» OBJECTIVE: Copy the lines below word for word, but leave out the pictures.

» DATA TO PROCESS:
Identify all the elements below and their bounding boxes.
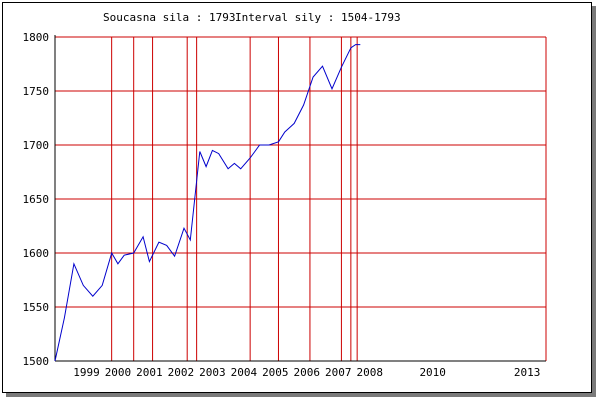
x-tick-label-2007: 2007: [325, 366, 352, 379]
x-tick-label-2013: 2013: [514, 366, 541, 379]
y-tick-label-1700: 1700: [23, 139, 50, 152]
x-tick-label-2008: 2008: [356, 366, 383, 379]
y-tick-label-1500: 1500: [23, 355, 50, 368]
x-tick-label-2001: 2001: [136, 366, 163, 379]
x-tick-label-2002: 2002: [168, 366, 195, 379]
y-tick-label-1800: 1800: [23, 31, 50, 44]
y-tick-label-1750: 1750: [23, 85, 50, 98]
x-tick-label-2000: 2000: [105, 366, 132, 379]
x-tick-label-2004: 2004: [231, 366, 258, 379]
x-tick-label-2003: 2003: [199, 366, 226, 379]
strength-line-chart: Soucasna sila : 1793 Interval sily : 150…: [23, 11, 547, 379]
y-tick-label-1600: 1600: [23, 247, 50, 260]
x-tick-label-2005: 2005: [262, 366, 289, 379]
series-line: [54, 44, 361, 362]
chart-frame: Soucasna sila : 1793 Interval sily : 150…: [2, 2, 592, 393]
y-tick-label-1650: 1650: [23, 193, 50, 206]
x-tick-label-2010: 2010: [419, 366, 446, 379]
x-tick-label-2006: 2006: [294, 366, 321, 379]
current-strength-label: Soucasna sila : 1793: [103, 11, 235, 24]
y-tick-label-1550: 1550: [23, 301, 50, 314]
x-tick-label-1999: 1999: [73, 366, 100, 379]
interval-label: Interval sily : 1504-1793: [235, 11, 401, 24]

» EXERCISE RESPONSE:
Identify all the elements below and their bounding boxes.
x-tick-label-2007: 2007: [325, 366, 352, 379]
x-tick-label-2013: 2013: [514, 366, 541, 379]
y-tick-label-1700: 1700: [23, 139, 50, 152]
x-tick-label-2008: 2008: [356, 366, 383, 379]
y-tick-label-1500: 1500: [23, 355, 50, 368]
x-tick-label-2001: 2001: [136, 366, 163, 379]
x-tick-label-2002: 2002: [168, 366, 195, 379]
y-tick-label-1800: 1800: [23, 31, 50, 44]
y-tick-label-1750: 1750: [23, 85, 50, 98]
x-tick-label-2000: 2000: [105, 366, 132, 379]
x-tick-label-2004: 2004: [231, 366, 258, 379]
x-tick-label-2003: 2003: [199, 366, 226, 379]
strength-line-chart: Soucasna sila : 1793 Interval sily : 150…: [23, 11, 547, 379]
y-tick-label-1600: 1600: [23, 247, 50, 260]
x-tick-label-2005: 2005: [262, 366, 289, 379]
series-line: [54, 44, 361, 362]
chart-frame: Soucasna sila : 1793 Interval sily : 150…: [2, 2, 592, 393]
y-tick-label-1650: 1650: [23, 193, 50, 206]
x-tick-label-2010: 2010: [419, 366, 446, 379]
x-tick-label-2006: 2006: [294, 366, 321, 379]
current-strength-label: Soucasna sila : 1793: [103, 11, 235, 24]
y-tick-label-1550: 1550: [23, 301, 50, 314]
x-tick-label-1999: 1999: [73, 366, 100, 379]
interval-label: Interval sily : 1504-1793: [235, 11, 401, 24]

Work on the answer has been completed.